::: AVAILABLE DATA

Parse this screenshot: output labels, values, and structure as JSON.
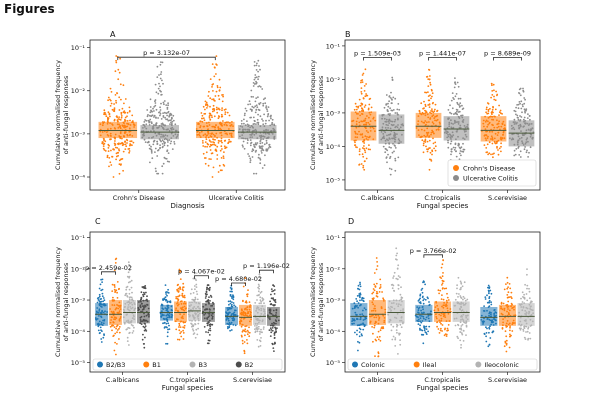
{
  "page_title": "Figures",
  "colors": {
    "orange": "#ff7f0e",
    "grey": "#8c8c8c",
    "light_grey": "#b3b3b3",
    "dark_grey": "#4d4d4d",
    "blue": "#1f77b4",
    "median": "#4a5a3a"
  },
  "chart_data": [
    {
      "panel": "A",
      "type": "scatter",
      "subtype": "swarm-box",
      "title": "",
      "xlabel": "Diagnosis",
      "ylabel": "Cumulative normalised frequency\nof anti-fungal responses",
      "ylim": [
        5e-05,
        0.15
      ],
      "yscale": "log",
      "yticks": [
        {
          "label": "10⁻¹",
          "value": 0.1
        },
        {
          "label": "10⁻²",
          "value": 0.01
        },
        {
          "label": "10⁻³",
          "value": 0.001
        },
        {
          "label": "10⁻⁴",
          "value": 0.0001
        }
      ],
      "categories": [
        "Crohn's Disease",
        "Ulcerative Colitis"
      ],
      "series": [
        {
          "name": "Crohn's Disease",
          "color": "orange",
          "median": 0.0012,
          "q1": 0.0008,
          "q3": 0.0019,
          "spread_low": 0.0001,
          "spread_high": 0.065
        },
        {
          "name": "Ulcerative Colitis",
          "color": "grey",
          "median": 0.0011,
          "q1": 0.00075,
          "q3": 0.0016,
          "spread_low": 0.00012,
          "spread_high": 0.05
        }
      ],
      "annotations": [
        {
          "text": "p = 3.132e-07",
          "between": [
            0,
            1
          ],
          "y": 0.06
        }
      ],
      "legend": []
    },
    {
      "panel": "B",
      "type": "scatter",
      "subtype": "swarm-box",
      "title": "",
      "xlabel": "Fungal species",
      "ylabel": "Cumulative normalised frequency\nof anti-fungal responses",
      "ylim": [
        5e-06,
        0.15
      ],
      "yscale": "log",
      "yticks": [
        {
          "label": "10⁻¹",
          "value": 0.1
        },
        {
          "label": "10⁻²",
          "value": 0.01
        },
        {
          "label": "10⁻³",
          "value": 0.001
        },
        {
          "label": "10⁻⁴",
          "value": 0.0001
        },
        {
          "label": "10⁻⁵",
          "value": 1e-05
        }
      ],
      "categories": [
        "C.albicans",
        "C.tropicalis",
        "S.cerevisiae"
      ],
      "series": [
        {
          "name": "Crohn's Disease",
          "color": "orange",
          "medians": [
            0.0004,
            0.0004,
            0.0003
          ],
          "q1": [
            0.00015,
            0.00018,
            0.00014
          ],
          "q3": [
            0.0011,
            0.001,
            0.0008
          ],
          "spread_low": [
            1.2e-05,
            2e-05,
            1.5e-05
          ],
          "spread_high": [
            0.02,
            0.02,
            0.008
          ]
        },
        {
          "name": "Ulcerative Colitis",
          "color": "grey",
          "medians": [
            0.0003,
            0.00033,
            0.00025
          ],
          "q1": [
            0.00012,
            0.00015,
            0.0001
          ],
          "q3": [
            0.0009,
            0.0008,
            0.0006
          ],
          "spread_low": [
            1e-05,
            1.5e-05,
            1e-05
          ],
          "spread_high": [
            0.015,
            0.015,
            0.006
          ]
        }
      ],
      "annotations": [
        {
          "text": "p = 1.509e-03",
          "group": 0,
          "y": 0.045
        },
        {
          "text": "p = 1.441e-07",
          "group": 1,
          "y": 0.045
        },
        {
          "text": "p = 8.689e-09",
          "group": 2,
          "y": 0.045
        }
      ],
      "legend": [
        "Crohn's Disease",
        "Ulcerative Colitis"
      ],
      "legend_position": "bottom-right"
    },
    {
      "panel": "C",
      "type": "scatter",
      "subtype": "swarm-box",
      "title": "",
      "xlabel": "Fungal species",
      "ylabel": "Cumulative normalised frequency\nof anti-fungal responses",
      "ylim": [
        5e-06,
        0.15
      ],
      "yscale": "log",
      "yticks": [
        {
          "label": "10⁻¹",
          "value": 0.1
        },
        {
          "label": "10⁻²",
          "value": 0.01
        },
        {
          "label": "10⁻³",
          "value": 0.001
        },
        {
          "label": "10⁻⁴",
          "value": 0.0001
        },
        {
          "label": "10⁻⁵",
          "value": 1e-05
        }
      ],
      "categories": [
        "C.albicans",
        "C.tropicalis",
        "S.cerevisiae"
      ],
      "series": [
        {
          "name": "B2/B3",
          "color": "blue",
          "medians": [
            0.00035,
            0.0004,
            0.0003
          ],
          "q1": [
            0.00015,
            0.00022,
            0.00016
          ],
          "q3": [
            0.0008,
            0.0007,
            0.0006
          ],
          "spread_low": [
            3e-05,
            4e-05,
            4e-05
          ],
          "spread_high": [
            0.005,
            0.003,
            0.003
          ]
        },
        {
          "name": "B1",
          "color": "orange",
          "medians": [
            0.00035,
            0.0004,
            0.00028
          ],
          "q1": [
            0.00016,
            0.0002,
            0.00015
          ],
          "q3": [
            0.001,
            0.0009,
            0.0007
          ],
          "spread_low": [
            1.5e-05,
            2e-05,
            2e-05
          ],
          "spread_high": [
            0.03,
            0.02,
            0.01
          ]
        },
        {
          "name": "B3",
          "color": "light_grey",
          "medians": [
            0.0004,
            0.00045,
            0.0003
          ],
          "q1": [
            0.00018,
            0.00022,
            0.00016
          ],
          "q3": [
            0.001,
            0.0009,
            0.0007
          ],
          "spread_low": [
            2e-05,
            3e-05,
            2e-05
          ],
          "spread_high": [
            0.02,
            0.008,
            0.008
          ]
        },
        {
          "name": "B2",
          "color": "dark_grey",
          "medians": [
            0.0004,
            0.0004,
            0.0003
          ],
          "q1": [
            0.00018,
            0.0002,
            0.00015
          ],
          "q3": [
            0.001,
            0.0008,
            0.0006
          ],
          "spread_low": [
            3e-05,
            3e-05,
            2e-05
          ],
          "spread_high": [
            0.004,
            0.003,
            0.003
          ]
        }
      ],
      "annotations": [
        {
          "text": "p = 2.459e-02",
          "group": 0,
          "pair": [
            0,
            1
          ],
          "y": 0.008
        },
        {
          "text": "p = 4.067e-02",
          "group": 1,
          "pair": [
            2,
            3
          ],
          "y": 0.006
        },
        {
          "text": "p = 1.196e-02",
          "group": 2,
          "pair": [
            2,
            3
          ],
          "y": 0.009
        },
        {
          "text": "p = 4.680e-02",
          "group": 2,
          "pair": [
            0,
            1
          ],
          "y": 0.0035
        }
      ],
      "legend": [
        "B2/B3",
        "B1",
        "B3",
        "B2"
      ],
      "legend_position": "bottom"
    },
    {
      "panel": "D",
      "type": "scatter",
      "subtype": "swarm-box",
      "title": "",
      "xlabel": "Fungal species",
      "ylabel": "Cumulative normalised frequency\nof anti-fungal responses",
      "ylim": [
        5e-06,
        0.15
      ],
      "yscale": "log",
      "yticks": [
        {
          "label": "10⁻¹",
          "value": 0.1
        },
        {
          "label": "10⁻²",
          "value": 0.01
        },
        {
          "label": "10⁻³",
          "value": 0.001
        },
        {
          "label": "10⁻⁴",
          "value": 0.0001
        },
        {
          "label": "10⁻⁵",
          "value": 1e-05
        }
      ],
      "categories": [
        "C.albicans",
        "C.tropicalis",
        "S.cerevisiae"
      ],
      "series": [
        {
          "name": "Colonic",
          "color": "blue",
          "medians": [
            0.0003,
            0.00035,
            0.00028
          ],
          "q1": [
            0.00015,
            0.0002,
            0.00015
          ],
          "q3": [
            0.0008,
            0.0007,
            0.0006
          ],
          "spread_low": [
            2e-05,
            3e-05,
            3e-05
          ],
          "spread_high": [
            0.005,
            0.004,
            0.003
          ]
        },
        {
          "name": "Ileal",
          "color": "orange",
          "medians": [
            0.00035,
            0.0004,
            0.0003
          ],
          "q1": [
            0.00016,
            0.0002,
            0.00015
          ],
          "q3": [
            0.001,
            0.0009,
            0.0007
          ],
          "spread_low": [
            1e-05,
            2e-05,
            2e-05
          ],
          "spread_high": [
            0.04,
            0.02,
            0.008
          ]
        },
        {
          "name": "Ileocolonic",
          "color": "light_grey",
          "medians": [
            0.0004,
            0.0004,
            0.0003
          ],
          "q1": [
            0.00018,
            0.0002,
            0.00015
          ],
          "q3": [
            0.001,
            0.0009,
            0.0008
          ],
          "spread_low": [
            1e-05,
            2e-05,
            2e-05
          ],
          "spread_high": [
            0.05,
            0.02,
            0.01
          ]
        }
      ],
      "annotations": [
        {
          "text": "p = 3.766e-02",
          "group": 1,
          "pair": [
            0,
            1
          ],
          "y": 0.028
        }
      ],
      "legend": [
        "Colonic",
        "Ileal",
        "Ileocolonic"
      ],
      "legend_position": "bottom"
    }
  ]
}
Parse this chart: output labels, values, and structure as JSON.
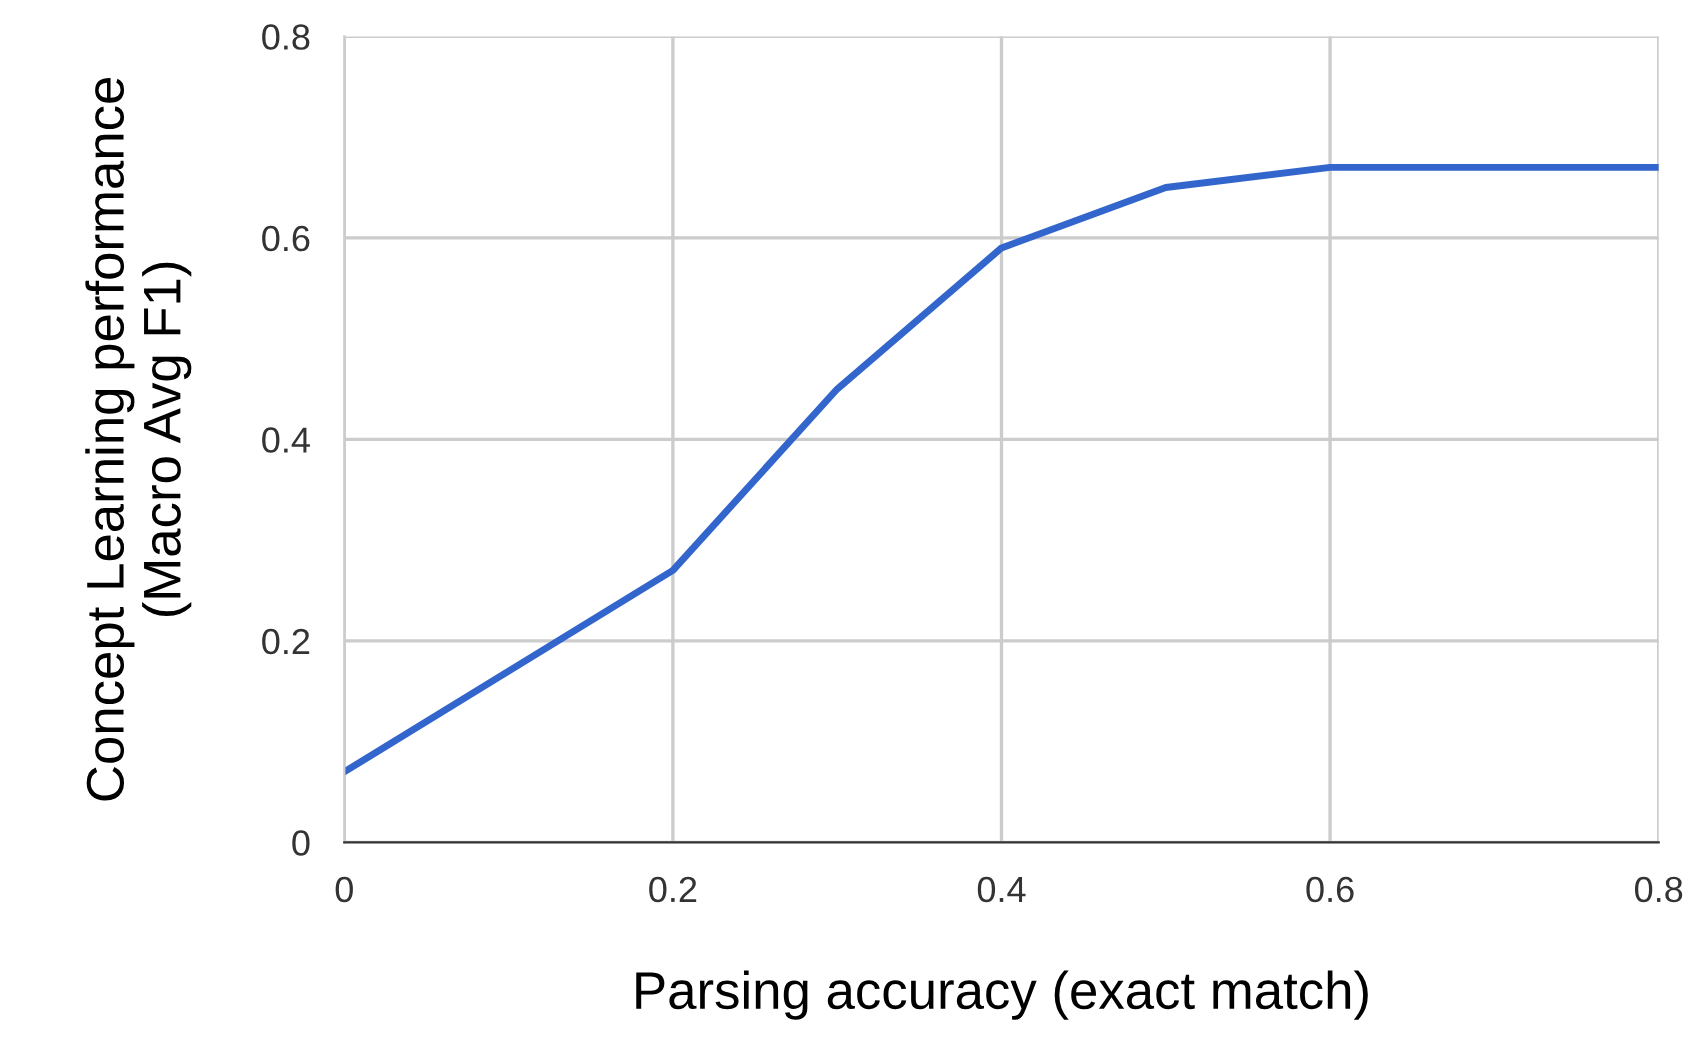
{
  "chart_data": {
    "type": "line",
    "xlabel": "Parsing accuracy (exact match)",
    "ylabel": "Concept Learning performance\n(Macro Avg F1)",
    "series": [
      {
        "color": "#3366cc",
        "x": [
          0,
          0.2,
          0.3,
          0.4,
          0.5,
          0.6,
          0.8
        ],
        "values": [
          0.07,
          0.27,
          0.45,
          0.59,
          0.65,
          0.67,
          0.67
        ]
      }
    ],
    "xlim": [
      0,
      0.8
    ],
    "xticks": [
      0,
      0.2,
      0.4,
      0.6,
      0.8
    ],
    "ylim": [
      0,
      0.8
    ],
    "yticks": [
      0,
      0.2,
      0.4,
      0.6,
      0.8
    ],
    "grid": true
  }
}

::::::

Identify the lines that hold the word "output". Copy every one of them.

- [SOLUTION BELOW]
Parse this screenshot: output labels, values, and structure as JSON.
Parse this chart: output labels, values, and structure as JSON.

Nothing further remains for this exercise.